──────── Supplied information

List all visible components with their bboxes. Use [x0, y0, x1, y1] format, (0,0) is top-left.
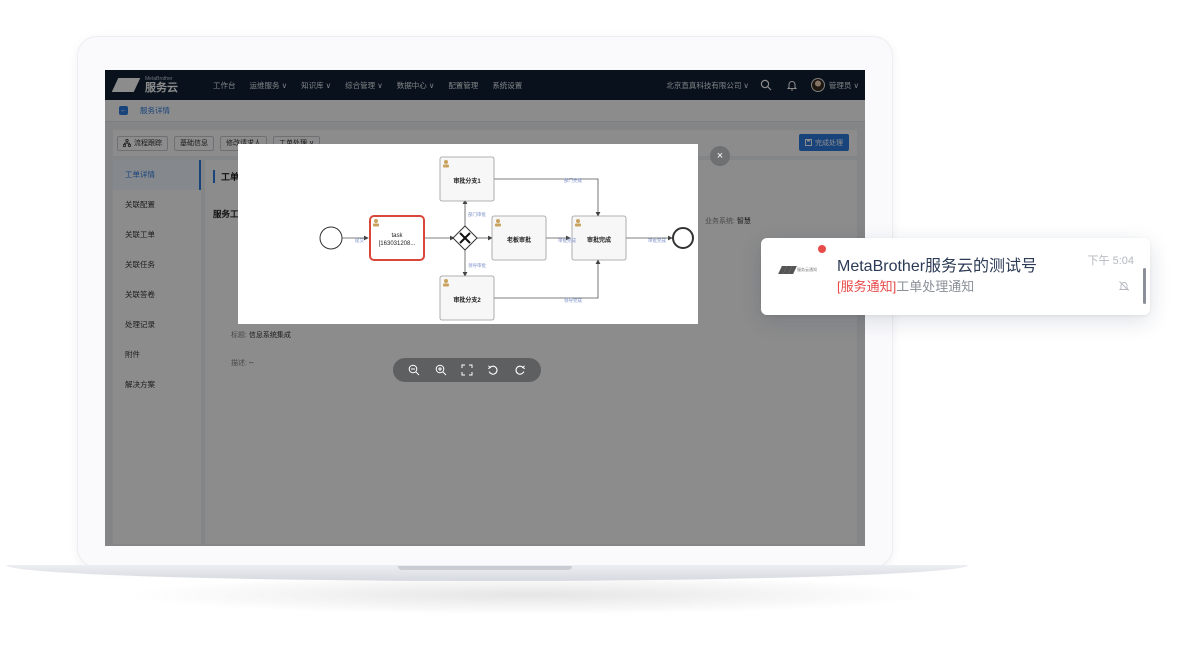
notification-logo: 服务云通知: [778, 266, 817, 274]
rotate-left-icon[interactable]: [486, 363, 500, 377]
rotate-right-icon[interactable]: [513, 363, 527, 377]
mute-bell-icon[interactable]: [1118, 280, 1130, 292]
notification-tag: [服务通知]: [837, 279, 897, 294]
edge-label-end: 审批完成: [648, 237, 666, 244]
notification-time: 下午 5:04: [1087, 255, 1134, 267]
branch1-label: 审批分支1: [453, 177, 481, 185]
branch2-label: 审批分支2: [453, 296, 481, 304]
start-event[interactable]: [319, 226, 343, 250]
flow-diagram-modal: task [163031208... 审批分支1 审批分支2 老板审批 审批完成: [238, 144, 698, 324]
notification-message: 工单处理通知: [896, 279, 975, 294]
task-node-id: [163031208...: [379, 241, 416, 247]
notification-title: MetaBrother服务云的测试号: [837, 258, 1038, 275]
done-label: 审批完成: [587, 236, 611, 244]
edge-label-b2: 领导完成: [564, 297, 582, 304]
brand-mark-icon: [778, 266, 797, 274]
close-icon[interactable]: ×: [710, 146, 730, 166]
notification-body: [服务通知]工单处理通知: [837, 276, 974, 295]
zoom-out-icon[interactable]: [407, 363, 421, 377]
edge-branch2-done: [494, 259, 601, 299]
edge-label-boss: 审批完成: [558, 237, 576, 244]
edge-label-b1: 部门完成: [564, 177, 582, 184]
end-event[interactable]: [672, 227, 694, 249]
flow-diagram: task [163031208... 审批分支1 审批分支2 老板审批 审批完成: [319, 156, 694, 321]
scrollbar[interactable]: [1143, 268, 1146, 304]
stage: MetaBrother 服务云 工作台 运维服务 ∨ 知识库 ∨ 综合管理 ∨ …: [0, 0, 1184, 653]
edge-label-up: 部门审批: [468, 211, 486, 218]
notification-logo-text: 服务云通知: [797, 267, 817, 272]
edge-label-start: 提交: [355, 237, 364, 244]
push-notification[interactable]: 服务云通知 MetaBrother服务云的测试号 下午 5:04 [服务通知]工…: [761, 238, 1150, 315]
zoom-in-icon[interactable]: [434, 363, 448, 377]
boss-label: 老板审批: [506, 236, 531, 244]
viewer-toolbar: [393, 358, 541, 382]
task-node-label: task: [391, 233, 403, 239]
edge-label-down: 领导审批: [468, 262, 486, 269]
edge-branch1-done: [494, 178, 601, 217]
laptop-notch: [398, 566, 572, 570]
unread-dot: [818, 245, 826, 253]
fullscreen-icon[interactable]: [460, 363, 474, 377]
app-screen: MetaBrother 服务云 工作台 运维服务 ∨ 知识库 ∨ 综合管理 ∨ …: [105, 70, 865, 546]
laptop-shadow: [120, 575, 940, 615]
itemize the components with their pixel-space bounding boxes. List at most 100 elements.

────────────────

▶ **To be done**: Can you update the listing above from the line with "notification-logo: 服务云通知: [778, 266, 817, 274]" up to and including the line with "edge-label-end: 审批完成: [648, 237, 666, 244]", changing "mute-bell-icon" to "silence-bell-icon" and leaving everything else as it is? Return only those lines.

▶ **Result of this exercise**:
notification-logo: 服务云通知: [778, 266, 817, 274]
rotate-left-icon[interactable]: [486, 363, 500, 377]
rotate-right-icon[interactable]: [513, 363, 527, 377]
silence-bell-icon[interactable]: [1118, 280, 1130, 292]
notification-tag: [服务通知]: [837, 279, 897, 294]
edge-label-end: 审批完成: [648, 237, 666, 244]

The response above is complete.